Entries with boxed elements:
· · ·
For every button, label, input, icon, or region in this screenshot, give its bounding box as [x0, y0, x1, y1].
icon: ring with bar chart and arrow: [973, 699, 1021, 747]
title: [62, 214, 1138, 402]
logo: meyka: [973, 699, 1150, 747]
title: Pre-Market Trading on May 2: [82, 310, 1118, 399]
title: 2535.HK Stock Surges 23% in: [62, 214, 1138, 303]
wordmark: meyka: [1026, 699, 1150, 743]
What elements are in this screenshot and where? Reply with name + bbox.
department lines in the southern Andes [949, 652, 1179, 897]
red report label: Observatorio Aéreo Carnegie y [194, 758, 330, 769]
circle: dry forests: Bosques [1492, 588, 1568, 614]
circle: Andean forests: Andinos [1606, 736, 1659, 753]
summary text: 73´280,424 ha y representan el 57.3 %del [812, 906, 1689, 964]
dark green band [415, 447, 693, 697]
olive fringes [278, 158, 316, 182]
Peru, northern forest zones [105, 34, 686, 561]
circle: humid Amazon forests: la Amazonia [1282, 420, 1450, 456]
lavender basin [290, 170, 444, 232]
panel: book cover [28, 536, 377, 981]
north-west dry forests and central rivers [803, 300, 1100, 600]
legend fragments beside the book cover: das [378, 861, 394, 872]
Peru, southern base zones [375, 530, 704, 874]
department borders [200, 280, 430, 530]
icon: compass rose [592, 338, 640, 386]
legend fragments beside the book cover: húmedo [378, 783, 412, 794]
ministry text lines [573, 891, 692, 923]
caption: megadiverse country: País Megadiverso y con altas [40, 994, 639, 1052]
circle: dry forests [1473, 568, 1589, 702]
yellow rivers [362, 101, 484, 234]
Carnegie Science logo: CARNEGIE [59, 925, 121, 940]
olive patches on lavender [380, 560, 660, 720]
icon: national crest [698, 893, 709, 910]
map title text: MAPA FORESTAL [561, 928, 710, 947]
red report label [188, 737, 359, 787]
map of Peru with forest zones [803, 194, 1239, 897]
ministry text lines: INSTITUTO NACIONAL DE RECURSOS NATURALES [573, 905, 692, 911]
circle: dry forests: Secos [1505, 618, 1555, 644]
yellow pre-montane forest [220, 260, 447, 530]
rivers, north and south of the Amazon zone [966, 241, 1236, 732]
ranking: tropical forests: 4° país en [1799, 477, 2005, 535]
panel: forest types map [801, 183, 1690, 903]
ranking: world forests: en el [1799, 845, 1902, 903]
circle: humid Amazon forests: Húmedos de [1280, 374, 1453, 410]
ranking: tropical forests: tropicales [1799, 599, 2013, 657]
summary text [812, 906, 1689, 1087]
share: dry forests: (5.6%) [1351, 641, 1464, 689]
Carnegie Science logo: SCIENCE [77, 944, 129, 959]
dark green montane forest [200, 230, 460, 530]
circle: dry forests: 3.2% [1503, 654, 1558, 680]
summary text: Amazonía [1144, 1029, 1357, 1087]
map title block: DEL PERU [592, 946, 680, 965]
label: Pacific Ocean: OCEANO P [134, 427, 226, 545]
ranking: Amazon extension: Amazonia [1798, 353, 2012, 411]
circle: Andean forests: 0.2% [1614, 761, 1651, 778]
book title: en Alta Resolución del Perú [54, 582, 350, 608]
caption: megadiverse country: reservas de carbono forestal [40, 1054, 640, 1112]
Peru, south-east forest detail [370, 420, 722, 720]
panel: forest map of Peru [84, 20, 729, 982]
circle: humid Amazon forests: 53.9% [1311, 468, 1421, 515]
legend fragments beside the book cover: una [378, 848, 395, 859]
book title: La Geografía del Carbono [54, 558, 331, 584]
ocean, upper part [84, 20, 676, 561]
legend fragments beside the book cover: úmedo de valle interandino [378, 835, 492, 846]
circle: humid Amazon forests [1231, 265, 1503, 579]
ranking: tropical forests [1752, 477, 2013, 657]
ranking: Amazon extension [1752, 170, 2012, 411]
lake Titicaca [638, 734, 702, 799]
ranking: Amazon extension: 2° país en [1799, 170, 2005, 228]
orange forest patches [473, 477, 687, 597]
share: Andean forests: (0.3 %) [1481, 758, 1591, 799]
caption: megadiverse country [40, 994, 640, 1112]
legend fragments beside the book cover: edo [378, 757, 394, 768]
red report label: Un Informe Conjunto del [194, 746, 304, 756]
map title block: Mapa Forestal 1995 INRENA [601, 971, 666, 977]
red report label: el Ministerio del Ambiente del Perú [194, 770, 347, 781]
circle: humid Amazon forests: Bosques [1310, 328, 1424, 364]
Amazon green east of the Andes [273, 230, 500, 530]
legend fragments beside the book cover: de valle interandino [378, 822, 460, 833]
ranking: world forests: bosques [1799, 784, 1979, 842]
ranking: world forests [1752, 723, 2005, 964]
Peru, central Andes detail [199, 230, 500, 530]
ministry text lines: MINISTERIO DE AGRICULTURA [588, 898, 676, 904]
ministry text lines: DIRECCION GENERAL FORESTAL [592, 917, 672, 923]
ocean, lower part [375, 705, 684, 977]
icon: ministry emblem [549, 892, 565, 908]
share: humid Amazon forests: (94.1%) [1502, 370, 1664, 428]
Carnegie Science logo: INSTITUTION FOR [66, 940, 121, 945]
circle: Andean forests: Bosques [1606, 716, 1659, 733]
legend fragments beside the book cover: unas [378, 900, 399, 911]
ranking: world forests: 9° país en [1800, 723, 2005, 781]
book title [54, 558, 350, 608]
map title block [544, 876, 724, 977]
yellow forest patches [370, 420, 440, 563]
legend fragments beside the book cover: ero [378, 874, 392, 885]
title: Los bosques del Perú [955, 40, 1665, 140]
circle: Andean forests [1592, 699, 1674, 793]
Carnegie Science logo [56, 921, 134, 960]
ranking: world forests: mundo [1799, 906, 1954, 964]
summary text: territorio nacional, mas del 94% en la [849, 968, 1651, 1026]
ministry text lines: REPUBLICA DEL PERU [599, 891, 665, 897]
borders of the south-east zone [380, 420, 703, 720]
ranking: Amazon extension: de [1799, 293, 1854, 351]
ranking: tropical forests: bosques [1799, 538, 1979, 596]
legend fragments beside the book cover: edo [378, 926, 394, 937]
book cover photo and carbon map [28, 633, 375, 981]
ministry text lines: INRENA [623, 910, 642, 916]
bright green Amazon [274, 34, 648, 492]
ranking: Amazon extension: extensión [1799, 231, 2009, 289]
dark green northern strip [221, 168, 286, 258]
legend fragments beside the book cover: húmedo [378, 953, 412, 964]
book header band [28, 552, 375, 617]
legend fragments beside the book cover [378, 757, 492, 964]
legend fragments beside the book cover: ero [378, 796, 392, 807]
· · ·
Show each line from the entries above that contains the word "band". Case counts.

dark green band [415, 447, 693, 697]
book header band [28, 552, 375, 617]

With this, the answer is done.